• Description of the task
Print all of the data exactly.

Data records:
•••

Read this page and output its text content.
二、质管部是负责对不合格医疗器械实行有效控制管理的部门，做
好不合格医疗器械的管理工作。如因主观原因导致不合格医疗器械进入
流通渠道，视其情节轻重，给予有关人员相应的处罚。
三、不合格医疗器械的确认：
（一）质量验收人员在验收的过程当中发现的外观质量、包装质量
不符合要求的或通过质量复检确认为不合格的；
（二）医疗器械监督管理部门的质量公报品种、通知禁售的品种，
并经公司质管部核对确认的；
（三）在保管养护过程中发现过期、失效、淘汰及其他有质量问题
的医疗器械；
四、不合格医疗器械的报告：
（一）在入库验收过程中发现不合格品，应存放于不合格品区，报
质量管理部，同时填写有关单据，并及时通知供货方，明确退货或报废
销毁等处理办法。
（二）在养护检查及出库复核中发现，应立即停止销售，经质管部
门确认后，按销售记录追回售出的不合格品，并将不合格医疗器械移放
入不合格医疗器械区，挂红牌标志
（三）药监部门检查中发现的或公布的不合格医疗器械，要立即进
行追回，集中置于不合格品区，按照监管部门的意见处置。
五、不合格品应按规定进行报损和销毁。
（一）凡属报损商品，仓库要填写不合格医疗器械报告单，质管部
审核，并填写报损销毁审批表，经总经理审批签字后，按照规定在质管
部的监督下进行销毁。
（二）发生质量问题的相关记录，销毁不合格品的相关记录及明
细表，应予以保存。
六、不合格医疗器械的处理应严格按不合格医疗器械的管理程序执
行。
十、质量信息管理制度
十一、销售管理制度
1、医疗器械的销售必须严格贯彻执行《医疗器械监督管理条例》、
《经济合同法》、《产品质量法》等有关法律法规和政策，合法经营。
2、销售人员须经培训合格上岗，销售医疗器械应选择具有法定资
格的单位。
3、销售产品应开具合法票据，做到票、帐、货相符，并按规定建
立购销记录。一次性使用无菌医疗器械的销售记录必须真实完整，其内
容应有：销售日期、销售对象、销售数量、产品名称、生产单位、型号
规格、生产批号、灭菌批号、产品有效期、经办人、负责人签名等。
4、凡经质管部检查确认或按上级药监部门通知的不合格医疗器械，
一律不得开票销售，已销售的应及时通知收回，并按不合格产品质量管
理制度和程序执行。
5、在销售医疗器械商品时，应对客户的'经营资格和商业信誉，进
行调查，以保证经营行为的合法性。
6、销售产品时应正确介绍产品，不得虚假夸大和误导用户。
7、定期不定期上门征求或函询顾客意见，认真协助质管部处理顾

•••

• Output for this exercise
Read this page and output its text content.
二、质管部是负责对不合格医疗器械实行有效控制管理的部门，做
好不合格医疗器械的管理工作。如因主观原因导致不合格医疗器械进入
流通渠道，视其情节轻重，给予有关人员相应的处罚。
三、不合格医疗器械的确认：
（一）质量验收人员在验收的过程当中发现的外观质量、包装质量
不符合要求的或通过质量复检确认为不合格的；
（二）医疗器械监督管理部门的质量公报品种、通知禁售的品种，
并经公司质管部核对确认的；
（三）在保管养护过程中发现过期、失效、淘汰及其他有质量问题
的医疗器械；
四、不合格医疗器械的报告：
（一）在入库验收过程中发现不合格品，应存放于不合格品区，报
质量管理部，同时填写有关单据，并及时通知供货方，明确退货或报废
销毁等处理办法。
（二）在养护检查及出库复核中发现，应立即停止销售，经质管部
门确认后，按销售记录追回售出的不合格品，并将不合格医疗器械移放
入不合格医疗器械区，挂红牌标志
（三）药监部门检查中发现的或公布的不合格医疗器械，要立即进
行追回，集中置于不合格品区，按照监管部门的意见处置。
五、不合格品应按规定进行报损和销毁。
（一）凡属报损商品，仓库要填写不合格医疗器械报告单，质管部
审核，并填写报损销毁审批表，经总经理审批签字后，按照规定在质管
部的监督下进行销毁。
（二）发生质量问题的相关记录，销毁不合格品的相关记录及明
细表，应予以保存。
六、不合格医疗器械的处理应严格按不合格医疗器械的管理程序执
行。
十、质量信息管理制度
十一、销售管理制度
1、医疗器械的销售必须严格贯彻执行《医疗器械监督管理条例》、
《经济合同法》、《产品质量法》等有关法律法规和政策，合法经营。
2、销售人员须经培训合格上岗，销售医疗器械应选择具有法定资
格的单位。
3、销售产品应开具合法票据，做到票、帐、货相符，并按规定建
立购销记录。一次性使用无菌医疗器械的销售记录必须真实完整，其内
容应有：销售日期、销售对象、销售数量、产品名称、生产单位、型号
规格、生产批号、灭菌批号、产品有效期、经办人、负责人签名等。
4、凡经质管部检查确认或按上级药监部门通知的不合格医疗器械，
一律不得开票销售，已销售的应及时通知收回，并按不合格产品质量管
理制度和程序执行。
5、在销售医疗器械商品时，应对客户的'经营资格和商业信誉，进
行调查，以保证经营行为的合法性。
6、销售产品时应正确介绍产品，不得虚假夸大和误导用户。
7、定期不定期上门征求或函询顾客意见，认真协助质管部处理顾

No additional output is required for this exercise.